- [Written task]:
Quote the records beneath, complete and exact. Leave out images.

## BEGIN Data for this task

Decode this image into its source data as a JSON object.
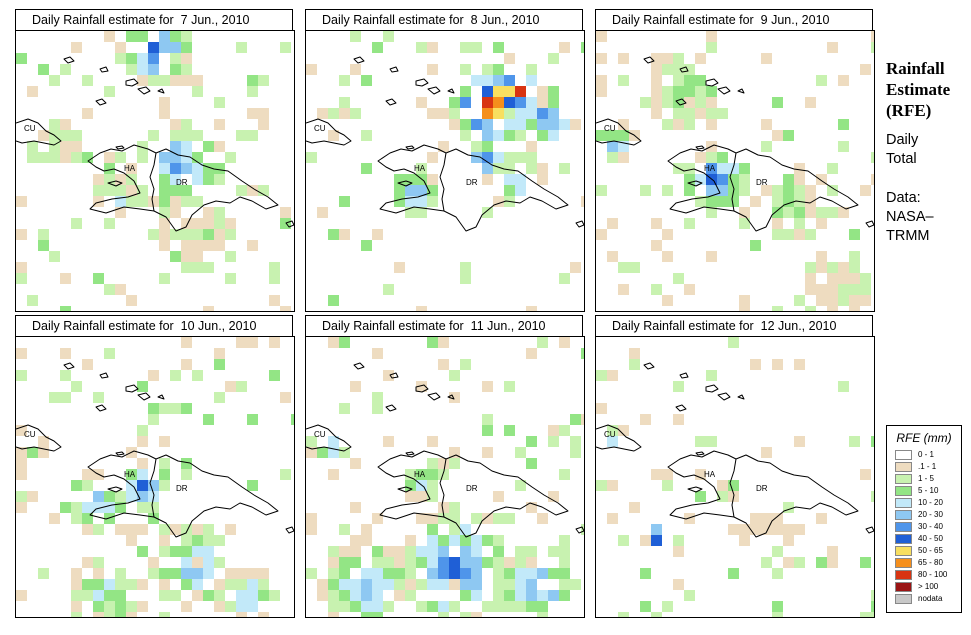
{
  "title_prefix": "Daily Rainfall estimate for",
  "panels": [
    {
      "date": "7 Jun., 2010",
      "scene": "p7"
    },
    {
      "date": "8 Jun., 2010",
      "scene": "p8"
    },
    {
      "date": "9 Jun., 2010",
      "scene": "p9"
    },
    {
      "date": "10 Jun., 2010",
      "scene": "p10"
    },
    {
      "date": "11 Jun., 2010",
      "scene": "p11"
    },
    {
      "date": "12 Jun., 2010",
      "scene": "p12"
    }
  ],
  "map_labels": {
    "cuba": "CU",
    "haiti": "HA",
    "dominican_republic": "DR"
  },
  "sidebar": {
    "title_line1": "Rainfall",
    "title_line2": "Estimate",
    "title_line3": "(RFE)",
    "period_line1": "Daily",
    "period_line2": "Total",
    "source_line1": "Data:",
    "source_line2": "NASA–",
    "source_line3": "TRMM"
  },
  "legend": {
    "title": "RFE (mm)",
    "classes": [
      {
        "label": "0 - 1",
        "color": "#ffffff"
      },
      {
        "label": ".1 - 1",
        "color": "#eedcc0"
      },
      {
        "label": "1 - 5",
        "color": "#c8f2b0"
      },
      {
        "label": "5 - 10",
        "color": "#93e585"
      },
      {
        "label": "10 - 20",
        "color": "#c2e9f9"
      },
      {
        "label": "20 - 30",
        "color": "#8ec8f2"
      },
      {
        "label": "30 - 40",
        "color": "#4f95ea"
      },
      {
        "label": "40 - 50",
        "color": "#1f5fd6"
      },
      {
        "label": "50 - 65",
        "color": "#f8df60"
      },
      {
        "label": "65 - 80",
        "color": "#f58f1c"
      },
      {
        "label": "80 - 100",
        "color": "#d83412"
      },
      {
        "label": "> 100",
        "color": "#9a1414"
      },
      {
        "label": "nodata",
        "color": "#c8c8c8"
      }
    ]
  }
}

## END Data for this task

- [Task result]:
Decode this image into its source data as a JSON object.
{
  "title_prefix": "Daily Rainfall estimate for",
  "panels": [
    {
      "date": "7 Jun., 2010",
      "scene": "p7"
    },
    {
      "date": "8 Jun., 2010",
      "scene": "p8"
    },
    {
      "date": "9 Jun., 2010",
      "scene": "p9"
    },
    {
      "date": "10 Jun., 2010",
      "scene": "p10"
    },
    {
      "date": "11 Jun., 2010",
      "scene": "p11"
    },
    {
      "date": "12 Jun., 2010",
      "scene": "p12"
    }
  ],
  "map_labels": {
    "cuba": "CU",
    "haiti": "HA",
    "dominican_republic": "DR"
  },
  "sidebar": {
    "title_line1": "Rainfall",
    "title_line2": "Estimate",
    "title_line3": "(RFE)",
    "period_line1": "Daily",
    "period_line2": "Total",
    "source_line1": "Data:",
    "source_line2": "NASA–",
    "source_line3": "TRMM"
  },
  "legend": {
    "title": "RFE (mm)",
    "classes": [
      {
        "label": "0 - 1",
        "color": "#ffffff"
      },
      {
        "label": ".1 - 1",
        "color": "#eedcc0"
      },
      {
        "label": "1 - 5",
        "color": "#c8f2b0"
      },
      {
        "label": "5 - 10",
        "color": "#93e585"
      },
      {
        "label": "10 - 20",
        "color": "#c2e9f9"
      },
      {
        "label": "20 - 30",
        "color": "#8ec8f2"
      },
      {
        "label": "30 - 40",
        "color": "#4f95ea"
      },
      {
        "label": "40 - 50",
        "color": "#1f5fd6"
      },
      {
        "label": "50 - 65",
        "color": "#f8df60"
      },
      {
        "label": "65 - 80",
        "color": "#f58f1c"
      },
      {
        "label": "80 - 100",
        "color": "#d83412"
      },
      {
        "label": "> 100",
        "color": "#9a1414"
      },
      {
        "label": "nodata",
        "color": "#c8c8c8"
      }
    ]
  }
}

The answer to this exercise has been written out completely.